_Exercise brief_: Omit every picture and output the rest of the records exactly as they are.

######

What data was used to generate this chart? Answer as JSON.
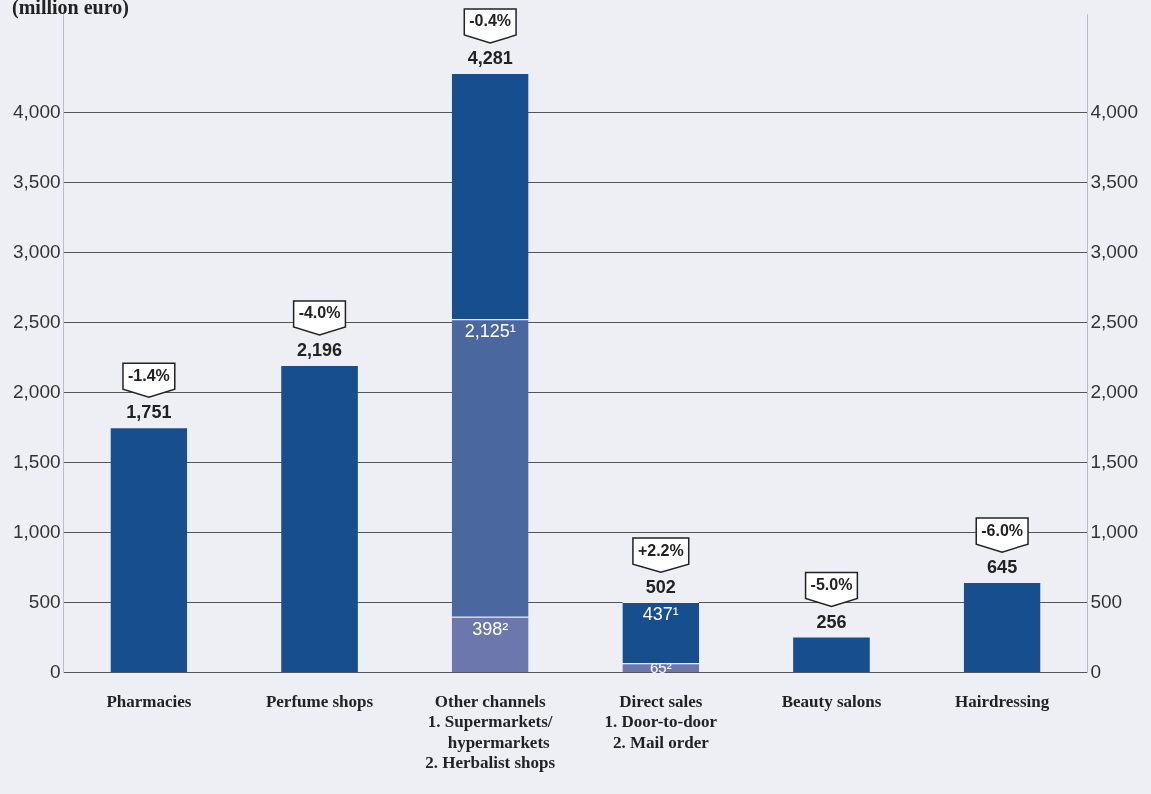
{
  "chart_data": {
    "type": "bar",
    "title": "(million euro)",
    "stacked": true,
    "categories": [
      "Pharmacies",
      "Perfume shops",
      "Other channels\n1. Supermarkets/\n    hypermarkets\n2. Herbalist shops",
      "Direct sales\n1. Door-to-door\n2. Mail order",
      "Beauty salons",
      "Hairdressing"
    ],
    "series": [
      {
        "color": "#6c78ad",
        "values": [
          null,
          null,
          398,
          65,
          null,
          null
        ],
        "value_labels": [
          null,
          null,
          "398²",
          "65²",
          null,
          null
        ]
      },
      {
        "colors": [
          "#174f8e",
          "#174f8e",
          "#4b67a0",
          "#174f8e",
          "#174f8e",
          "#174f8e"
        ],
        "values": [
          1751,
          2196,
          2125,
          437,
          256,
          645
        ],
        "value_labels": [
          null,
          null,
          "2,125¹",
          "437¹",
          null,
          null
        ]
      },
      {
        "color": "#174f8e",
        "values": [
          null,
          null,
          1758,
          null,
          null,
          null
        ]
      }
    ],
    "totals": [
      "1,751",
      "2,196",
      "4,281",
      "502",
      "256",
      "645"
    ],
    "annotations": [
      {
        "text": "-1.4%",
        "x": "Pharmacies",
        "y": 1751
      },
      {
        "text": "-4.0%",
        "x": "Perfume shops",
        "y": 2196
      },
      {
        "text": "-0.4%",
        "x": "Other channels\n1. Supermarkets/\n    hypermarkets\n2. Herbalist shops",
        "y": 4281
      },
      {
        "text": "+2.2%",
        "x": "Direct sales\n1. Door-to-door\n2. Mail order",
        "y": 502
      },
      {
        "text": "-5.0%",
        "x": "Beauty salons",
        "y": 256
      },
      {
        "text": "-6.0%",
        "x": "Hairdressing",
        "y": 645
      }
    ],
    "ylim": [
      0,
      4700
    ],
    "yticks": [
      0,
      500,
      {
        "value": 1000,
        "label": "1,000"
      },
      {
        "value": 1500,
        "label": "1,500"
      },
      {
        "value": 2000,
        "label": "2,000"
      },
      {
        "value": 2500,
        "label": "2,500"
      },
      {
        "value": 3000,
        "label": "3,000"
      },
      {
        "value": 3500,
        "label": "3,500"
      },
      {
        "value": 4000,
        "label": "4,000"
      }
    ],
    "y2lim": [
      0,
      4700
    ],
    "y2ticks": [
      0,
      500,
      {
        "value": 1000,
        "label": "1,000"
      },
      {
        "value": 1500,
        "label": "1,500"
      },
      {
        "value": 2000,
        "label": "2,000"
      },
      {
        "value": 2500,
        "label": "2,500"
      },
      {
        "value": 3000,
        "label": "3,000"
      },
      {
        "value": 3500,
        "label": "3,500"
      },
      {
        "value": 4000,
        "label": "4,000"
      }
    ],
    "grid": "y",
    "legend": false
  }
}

######

_Solution to this problem_:
What data was used to generate this chart? Answer as JSON.
{
  "chart_data": {
    "type": "bar",
    "title": "(million euro)",
    "stacked": true,
    "categories": [
      "Pharmacies",
      "Perfume shops",
      "Other channels\n1. Supermarkets/\n    hypermarkets\n2. Herbalist shops",
      "Direct sales\n1. Door-to-door\n2. Mail order",
      "Beauty salons",
      "Hairdressing"
    ],
    "series": [
      {
        "color": "#6c78ad",
        "values": [
          null,
          null,
          398,
          65,
          null,
          null
        ],
        "value_labels": [
          null,
          null,
          "398²",
          "65²",
          null,
          null
        ]
      },
      {
        "colors": [
          "#174f8e",
          "#174f8e",
          "#4b67a0",
          "#174f8e",
          "#174f8e",
          "#174f8e"
        ],
        "values": [
          1751,
          2196,
          2125,
          437,
          256,
          645
        ],
        "value_labels": [
          null,
          null,
          "2,125¹",
          "437¹",
          null,
          null
        ]
      },
      {
        "color": "#174f8e",
        "values": [
          null,
          null,
          1758,
          null,
          null,
          null
        ]
      }
    ],
    "totals": [
      "1,751",
      "2,196",
      "4,281",
      "502",
      "256",
      "645"
    ],
    "annotations": [
      {
        "text": "-1.4%",
        "x": "Pharmacies",
        "y": 1751
      },
      {
        "text": "-4.0%",
        "x": "Perfume shops",
        "y": 2196
      },
      {
        "text": "-0.4%",
        "x": "Other channels\n1. Supermarkets/\n    hypermarkets\n2. Herbalist shops",
        "y": 4281
      },
      {
        "text": "+2.2%",
        "x": "Direct sales\n1. Door-to-door\n2. Mail order",
        "y": 502
      },
      {
        "text": "-5.0%",
        "x": "Beauty salons",
        "y": 256
      },
      {
        "text": "-6.0%",
        "x": "Hairdressing",
        "y": 645
      }
    ],
    "ylim": [
      0,
      4700
    ],
    "yticks": [
      0,
      500,
      {
        "value": 1000,
        "label": "1,000"
      },
      {
        "value": 1500,
        "label": "1,500"
      },
      {
        "value": 2000,
        "label": "2,000"
      },
      {
        "value": 2500,
        "label": "2,500"
      },
      {
        "value": 3000,
        "label": "3,000"
      },
      {
        "value": 3500,
        "label": "3,500"
      },
      {
        "value": 4000,
        "label": "4,000"
      }
    ],
    "y2lim": [
      0,
      4700
    ],
    "y2ticks": [
      0,
      500,
      {
        "value": 1000,
        "label": "1,000"
      },
      {
        "value": 1500,
        "label": "1,500"
      },
      {
        "value": 2000,
        "label": "2,000"
      },
      {
        "value": 2500,
        "label": "2,500"
      },
      {
        "value": 3000,
        "label": "3,000"
      },
      {
        "value": 3500,
        "label": "3,500"
      },
      {
        "value": 4000,
        "label": "4,000"
      }
    ],
    "grid": "y",
    "legend": false
  }
}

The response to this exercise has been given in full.